> **Instructions for the task**
Search the material for the string "this", then report how many lines hold it, with no other text.

> **Material to process**
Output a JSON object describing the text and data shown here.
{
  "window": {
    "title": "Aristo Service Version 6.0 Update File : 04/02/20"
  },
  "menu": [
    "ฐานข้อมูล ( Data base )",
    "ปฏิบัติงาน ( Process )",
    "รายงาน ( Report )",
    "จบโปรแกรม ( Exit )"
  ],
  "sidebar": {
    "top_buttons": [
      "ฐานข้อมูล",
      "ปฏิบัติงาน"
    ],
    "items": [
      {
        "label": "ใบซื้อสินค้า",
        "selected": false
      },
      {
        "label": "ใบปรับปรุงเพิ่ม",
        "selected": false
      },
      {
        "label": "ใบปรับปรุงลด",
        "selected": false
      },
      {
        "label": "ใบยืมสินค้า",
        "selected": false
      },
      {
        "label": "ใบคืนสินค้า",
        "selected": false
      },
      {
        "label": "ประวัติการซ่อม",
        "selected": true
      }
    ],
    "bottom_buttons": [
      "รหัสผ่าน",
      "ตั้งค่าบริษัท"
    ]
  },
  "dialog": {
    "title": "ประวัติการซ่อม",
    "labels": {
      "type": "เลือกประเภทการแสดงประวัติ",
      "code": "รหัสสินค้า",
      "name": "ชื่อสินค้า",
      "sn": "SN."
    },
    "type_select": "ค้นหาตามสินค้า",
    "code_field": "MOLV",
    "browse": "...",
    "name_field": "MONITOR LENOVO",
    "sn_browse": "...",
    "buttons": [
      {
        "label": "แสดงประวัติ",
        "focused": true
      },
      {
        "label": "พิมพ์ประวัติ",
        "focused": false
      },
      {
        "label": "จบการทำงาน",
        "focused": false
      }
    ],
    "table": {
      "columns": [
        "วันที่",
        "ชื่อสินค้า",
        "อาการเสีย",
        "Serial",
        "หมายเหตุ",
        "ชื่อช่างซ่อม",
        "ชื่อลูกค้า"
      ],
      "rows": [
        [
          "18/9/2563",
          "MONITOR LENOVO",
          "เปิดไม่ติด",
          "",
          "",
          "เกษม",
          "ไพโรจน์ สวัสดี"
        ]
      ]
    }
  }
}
...
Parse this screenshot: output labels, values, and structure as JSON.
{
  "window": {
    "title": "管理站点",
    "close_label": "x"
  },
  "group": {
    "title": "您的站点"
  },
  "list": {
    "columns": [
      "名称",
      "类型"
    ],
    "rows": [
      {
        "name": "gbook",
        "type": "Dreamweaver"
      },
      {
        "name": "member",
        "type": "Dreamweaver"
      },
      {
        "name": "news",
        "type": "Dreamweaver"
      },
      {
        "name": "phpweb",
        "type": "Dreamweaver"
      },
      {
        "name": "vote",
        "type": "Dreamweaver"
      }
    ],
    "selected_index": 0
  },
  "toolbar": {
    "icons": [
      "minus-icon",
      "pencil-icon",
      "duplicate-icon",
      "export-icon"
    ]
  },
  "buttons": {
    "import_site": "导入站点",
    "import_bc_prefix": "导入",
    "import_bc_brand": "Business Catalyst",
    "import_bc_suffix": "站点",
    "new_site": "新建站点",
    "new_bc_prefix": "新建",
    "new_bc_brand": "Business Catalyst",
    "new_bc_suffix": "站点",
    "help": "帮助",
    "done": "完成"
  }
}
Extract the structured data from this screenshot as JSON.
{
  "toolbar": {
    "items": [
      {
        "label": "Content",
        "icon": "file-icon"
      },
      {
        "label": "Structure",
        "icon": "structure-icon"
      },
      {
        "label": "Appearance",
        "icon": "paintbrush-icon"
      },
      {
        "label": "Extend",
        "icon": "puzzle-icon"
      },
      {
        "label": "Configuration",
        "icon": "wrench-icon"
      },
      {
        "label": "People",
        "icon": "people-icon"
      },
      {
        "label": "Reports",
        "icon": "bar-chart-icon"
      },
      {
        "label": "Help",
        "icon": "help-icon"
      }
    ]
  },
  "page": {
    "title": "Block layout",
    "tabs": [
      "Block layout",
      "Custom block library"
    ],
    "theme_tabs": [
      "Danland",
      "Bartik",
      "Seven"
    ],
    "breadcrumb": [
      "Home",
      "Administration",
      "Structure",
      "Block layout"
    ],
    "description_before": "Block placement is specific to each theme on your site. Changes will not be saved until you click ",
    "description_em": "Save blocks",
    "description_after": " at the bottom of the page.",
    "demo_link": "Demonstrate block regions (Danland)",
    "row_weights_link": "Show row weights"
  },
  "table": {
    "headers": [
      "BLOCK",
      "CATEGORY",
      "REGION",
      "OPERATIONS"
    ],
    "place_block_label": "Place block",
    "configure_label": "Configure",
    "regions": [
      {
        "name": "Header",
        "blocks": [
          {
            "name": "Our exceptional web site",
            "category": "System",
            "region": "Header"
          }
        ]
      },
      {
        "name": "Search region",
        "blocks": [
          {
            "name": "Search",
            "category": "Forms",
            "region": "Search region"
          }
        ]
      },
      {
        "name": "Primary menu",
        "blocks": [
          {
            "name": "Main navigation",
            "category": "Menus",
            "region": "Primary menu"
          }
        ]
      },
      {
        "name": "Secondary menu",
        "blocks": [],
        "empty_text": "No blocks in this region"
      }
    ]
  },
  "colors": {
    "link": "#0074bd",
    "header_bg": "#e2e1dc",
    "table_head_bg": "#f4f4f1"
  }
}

> **Exercise result**
3